# The exercise:
Across the listing below, how many lines hold "name"? Reply with the number by itself.

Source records

════════

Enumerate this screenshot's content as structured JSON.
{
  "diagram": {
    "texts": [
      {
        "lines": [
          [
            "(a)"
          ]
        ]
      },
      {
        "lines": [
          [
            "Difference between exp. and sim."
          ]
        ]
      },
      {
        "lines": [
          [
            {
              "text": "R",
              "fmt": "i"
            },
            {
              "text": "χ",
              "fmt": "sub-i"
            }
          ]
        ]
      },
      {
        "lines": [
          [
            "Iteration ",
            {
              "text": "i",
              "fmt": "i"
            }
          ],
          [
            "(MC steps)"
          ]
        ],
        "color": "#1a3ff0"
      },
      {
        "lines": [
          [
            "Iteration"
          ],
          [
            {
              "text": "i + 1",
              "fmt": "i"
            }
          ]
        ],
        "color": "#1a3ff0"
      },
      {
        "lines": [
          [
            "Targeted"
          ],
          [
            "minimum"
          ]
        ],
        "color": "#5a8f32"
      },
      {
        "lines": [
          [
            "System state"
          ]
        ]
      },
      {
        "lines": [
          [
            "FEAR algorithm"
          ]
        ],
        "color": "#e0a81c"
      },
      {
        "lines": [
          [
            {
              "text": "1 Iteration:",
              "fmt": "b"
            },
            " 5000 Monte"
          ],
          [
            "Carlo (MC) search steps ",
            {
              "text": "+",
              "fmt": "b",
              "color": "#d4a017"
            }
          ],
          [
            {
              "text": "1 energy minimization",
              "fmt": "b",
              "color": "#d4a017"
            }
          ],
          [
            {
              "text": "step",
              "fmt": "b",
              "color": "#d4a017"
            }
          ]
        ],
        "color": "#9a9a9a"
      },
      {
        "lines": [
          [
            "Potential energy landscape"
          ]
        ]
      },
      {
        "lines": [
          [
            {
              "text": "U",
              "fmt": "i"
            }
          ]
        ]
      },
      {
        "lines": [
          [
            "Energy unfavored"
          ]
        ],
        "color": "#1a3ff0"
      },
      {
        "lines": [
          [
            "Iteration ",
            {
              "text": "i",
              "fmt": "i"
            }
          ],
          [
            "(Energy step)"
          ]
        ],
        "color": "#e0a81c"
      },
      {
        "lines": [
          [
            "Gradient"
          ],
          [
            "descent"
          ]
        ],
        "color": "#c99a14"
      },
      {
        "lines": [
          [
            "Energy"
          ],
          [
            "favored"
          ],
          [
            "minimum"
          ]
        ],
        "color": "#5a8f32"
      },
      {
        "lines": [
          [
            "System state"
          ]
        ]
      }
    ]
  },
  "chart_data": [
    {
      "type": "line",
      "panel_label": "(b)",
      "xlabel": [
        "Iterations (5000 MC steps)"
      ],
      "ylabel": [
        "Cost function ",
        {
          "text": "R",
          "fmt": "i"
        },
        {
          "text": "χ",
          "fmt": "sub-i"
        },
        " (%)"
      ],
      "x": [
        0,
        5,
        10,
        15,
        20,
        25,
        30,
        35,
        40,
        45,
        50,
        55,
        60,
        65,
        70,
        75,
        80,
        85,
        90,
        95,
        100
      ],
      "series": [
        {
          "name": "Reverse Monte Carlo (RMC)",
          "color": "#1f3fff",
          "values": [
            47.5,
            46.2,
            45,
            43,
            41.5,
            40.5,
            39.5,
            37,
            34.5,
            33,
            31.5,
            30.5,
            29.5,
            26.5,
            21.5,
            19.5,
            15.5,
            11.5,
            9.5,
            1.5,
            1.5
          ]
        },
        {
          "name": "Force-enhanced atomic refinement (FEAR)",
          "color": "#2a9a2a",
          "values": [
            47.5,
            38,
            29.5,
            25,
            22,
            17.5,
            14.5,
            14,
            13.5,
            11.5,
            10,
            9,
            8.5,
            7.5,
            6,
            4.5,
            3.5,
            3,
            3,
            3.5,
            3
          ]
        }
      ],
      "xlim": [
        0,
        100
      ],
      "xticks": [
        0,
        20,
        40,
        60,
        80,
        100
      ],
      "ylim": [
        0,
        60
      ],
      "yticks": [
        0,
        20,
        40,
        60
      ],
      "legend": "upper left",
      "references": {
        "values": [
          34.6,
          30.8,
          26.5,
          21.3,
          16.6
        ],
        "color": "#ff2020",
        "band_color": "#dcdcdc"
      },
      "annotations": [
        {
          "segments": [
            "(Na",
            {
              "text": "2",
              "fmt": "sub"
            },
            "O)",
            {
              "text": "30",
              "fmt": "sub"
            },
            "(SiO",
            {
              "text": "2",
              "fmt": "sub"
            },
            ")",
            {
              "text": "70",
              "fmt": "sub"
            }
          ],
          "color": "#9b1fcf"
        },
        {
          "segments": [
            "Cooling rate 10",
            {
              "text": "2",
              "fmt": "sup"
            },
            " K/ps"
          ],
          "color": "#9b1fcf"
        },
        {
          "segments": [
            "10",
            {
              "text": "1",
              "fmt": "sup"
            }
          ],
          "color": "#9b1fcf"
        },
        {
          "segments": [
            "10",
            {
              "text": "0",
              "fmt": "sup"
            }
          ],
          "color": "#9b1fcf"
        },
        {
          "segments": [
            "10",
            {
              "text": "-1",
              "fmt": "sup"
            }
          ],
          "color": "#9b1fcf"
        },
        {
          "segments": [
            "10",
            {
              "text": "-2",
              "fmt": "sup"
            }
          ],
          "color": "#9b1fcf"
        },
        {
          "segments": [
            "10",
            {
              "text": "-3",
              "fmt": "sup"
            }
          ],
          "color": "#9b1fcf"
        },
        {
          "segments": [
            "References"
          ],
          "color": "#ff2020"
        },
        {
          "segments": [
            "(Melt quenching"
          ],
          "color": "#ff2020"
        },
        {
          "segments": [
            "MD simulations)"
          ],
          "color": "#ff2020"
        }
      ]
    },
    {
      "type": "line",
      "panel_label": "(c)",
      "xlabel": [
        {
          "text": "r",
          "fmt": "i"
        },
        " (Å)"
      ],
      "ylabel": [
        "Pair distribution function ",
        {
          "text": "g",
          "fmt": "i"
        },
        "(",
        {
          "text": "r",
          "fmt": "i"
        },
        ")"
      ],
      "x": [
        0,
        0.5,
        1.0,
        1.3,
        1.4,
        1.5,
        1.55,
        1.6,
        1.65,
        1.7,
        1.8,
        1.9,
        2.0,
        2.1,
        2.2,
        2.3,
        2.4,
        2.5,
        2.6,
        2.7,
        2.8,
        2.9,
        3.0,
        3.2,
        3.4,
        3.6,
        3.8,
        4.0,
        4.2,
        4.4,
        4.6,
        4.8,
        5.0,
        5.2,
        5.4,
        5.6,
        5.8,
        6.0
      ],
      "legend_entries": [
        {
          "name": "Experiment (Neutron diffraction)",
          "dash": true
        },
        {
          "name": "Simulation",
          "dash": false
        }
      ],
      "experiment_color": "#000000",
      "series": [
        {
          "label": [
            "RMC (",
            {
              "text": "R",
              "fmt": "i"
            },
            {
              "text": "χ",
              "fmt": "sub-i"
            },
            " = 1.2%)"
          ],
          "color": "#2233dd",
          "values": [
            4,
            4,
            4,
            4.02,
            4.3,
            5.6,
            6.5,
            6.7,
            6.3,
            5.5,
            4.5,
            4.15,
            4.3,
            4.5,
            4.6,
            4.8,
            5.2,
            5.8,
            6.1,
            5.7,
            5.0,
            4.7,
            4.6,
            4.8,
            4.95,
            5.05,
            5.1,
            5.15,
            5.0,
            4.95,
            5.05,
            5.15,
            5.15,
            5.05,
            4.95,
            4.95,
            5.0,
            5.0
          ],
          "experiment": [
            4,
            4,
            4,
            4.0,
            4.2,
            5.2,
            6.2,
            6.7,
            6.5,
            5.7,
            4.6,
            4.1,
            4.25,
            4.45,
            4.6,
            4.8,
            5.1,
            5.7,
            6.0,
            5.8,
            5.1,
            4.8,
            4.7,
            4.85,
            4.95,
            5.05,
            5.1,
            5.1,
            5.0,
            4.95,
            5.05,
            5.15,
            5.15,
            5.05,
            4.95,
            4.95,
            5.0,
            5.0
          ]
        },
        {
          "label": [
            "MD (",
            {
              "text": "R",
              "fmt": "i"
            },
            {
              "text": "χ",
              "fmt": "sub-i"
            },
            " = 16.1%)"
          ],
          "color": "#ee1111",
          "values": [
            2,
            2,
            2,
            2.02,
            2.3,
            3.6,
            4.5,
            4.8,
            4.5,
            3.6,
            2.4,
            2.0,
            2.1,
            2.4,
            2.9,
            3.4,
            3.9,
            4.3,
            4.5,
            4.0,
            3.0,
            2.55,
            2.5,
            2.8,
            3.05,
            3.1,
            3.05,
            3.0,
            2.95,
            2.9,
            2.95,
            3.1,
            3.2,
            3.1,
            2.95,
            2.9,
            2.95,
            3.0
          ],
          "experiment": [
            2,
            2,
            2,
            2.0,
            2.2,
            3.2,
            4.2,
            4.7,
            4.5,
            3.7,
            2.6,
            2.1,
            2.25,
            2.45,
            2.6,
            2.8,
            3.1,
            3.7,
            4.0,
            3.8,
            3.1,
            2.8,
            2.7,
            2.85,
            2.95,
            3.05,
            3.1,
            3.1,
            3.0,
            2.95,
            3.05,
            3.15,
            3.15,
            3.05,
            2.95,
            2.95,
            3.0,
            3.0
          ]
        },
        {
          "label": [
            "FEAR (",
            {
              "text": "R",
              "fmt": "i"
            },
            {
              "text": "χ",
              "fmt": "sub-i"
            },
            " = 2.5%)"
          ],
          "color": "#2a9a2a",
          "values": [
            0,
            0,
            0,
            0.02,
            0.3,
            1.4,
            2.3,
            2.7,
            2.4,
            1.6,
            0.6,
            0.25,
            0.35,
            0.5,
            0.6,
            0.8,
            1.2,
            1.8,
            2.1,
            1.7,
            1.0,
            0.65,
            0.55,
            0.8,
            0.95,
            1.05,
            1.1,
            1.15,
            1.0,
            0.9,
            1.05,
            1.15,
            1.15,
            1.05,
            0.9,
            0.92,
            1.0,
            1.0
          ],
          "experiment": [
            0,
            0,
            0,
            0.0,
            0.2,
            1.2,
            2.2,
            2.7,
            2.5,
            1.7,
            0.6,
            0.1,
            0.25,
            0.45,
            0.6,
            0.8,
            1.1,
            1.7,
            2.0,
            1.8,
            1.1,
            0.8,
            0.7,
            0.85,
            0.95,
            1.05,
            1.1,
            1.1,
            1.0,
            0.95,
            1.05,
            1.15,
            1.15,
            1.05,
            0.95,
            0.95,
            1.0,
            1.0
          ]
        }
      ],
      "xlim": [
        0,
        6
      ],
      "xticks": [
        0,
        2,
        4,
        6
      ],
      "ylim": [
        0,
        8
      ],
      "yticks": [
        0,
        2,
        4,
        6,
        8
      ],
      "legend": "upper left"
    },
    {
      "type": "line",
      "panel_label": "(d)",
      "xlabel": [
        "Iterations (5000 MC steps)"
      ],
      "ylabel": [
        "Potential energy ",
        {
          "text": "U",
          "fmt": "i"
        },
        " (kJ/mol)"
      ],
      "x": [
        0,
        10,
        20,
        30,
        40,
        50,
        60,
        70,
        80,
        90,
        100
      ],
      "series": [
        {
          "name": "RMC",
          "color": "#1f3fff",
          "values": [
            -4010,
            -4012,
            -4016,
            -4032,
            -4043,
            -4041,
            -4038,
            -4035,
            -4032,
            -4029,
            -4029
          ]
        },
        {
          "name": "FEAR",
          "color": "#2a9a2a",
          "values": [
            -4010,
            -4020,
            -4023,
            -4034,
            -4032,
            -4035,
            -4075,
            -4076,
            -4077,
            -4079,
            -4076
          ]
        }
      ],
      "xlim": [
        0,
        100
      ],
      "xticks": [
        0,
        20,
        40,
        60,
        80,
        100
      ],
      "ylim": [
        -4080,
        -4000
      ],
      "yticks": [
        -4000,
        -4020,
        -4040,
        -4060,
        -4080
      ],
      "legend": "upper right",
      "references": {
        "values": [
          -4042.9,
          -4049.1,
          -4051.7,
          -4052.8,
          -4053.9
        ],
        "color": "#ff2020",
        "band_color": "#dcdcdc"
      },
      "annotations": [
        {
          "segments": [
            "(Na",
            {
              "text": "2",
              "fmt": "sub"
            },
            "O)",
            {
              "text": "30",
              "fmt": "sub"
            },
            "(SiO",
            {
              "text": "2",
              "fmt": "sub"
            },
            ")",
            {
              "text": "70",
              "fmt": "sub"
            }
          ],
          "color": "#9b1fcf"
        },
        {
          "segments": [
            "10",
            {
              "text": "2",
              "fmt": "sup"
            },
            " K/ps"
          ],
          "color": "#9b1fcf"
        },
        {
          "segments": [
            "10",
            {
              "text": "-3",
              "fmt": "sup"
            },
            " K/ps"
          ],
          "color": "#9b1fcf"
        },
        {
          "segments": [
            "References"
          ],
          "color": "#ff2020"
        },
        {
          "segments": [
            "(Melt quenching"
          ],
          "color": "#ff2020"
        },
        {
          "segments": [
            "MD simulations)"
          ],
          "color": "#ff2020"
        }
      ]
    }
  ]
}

════════

# Full output:
6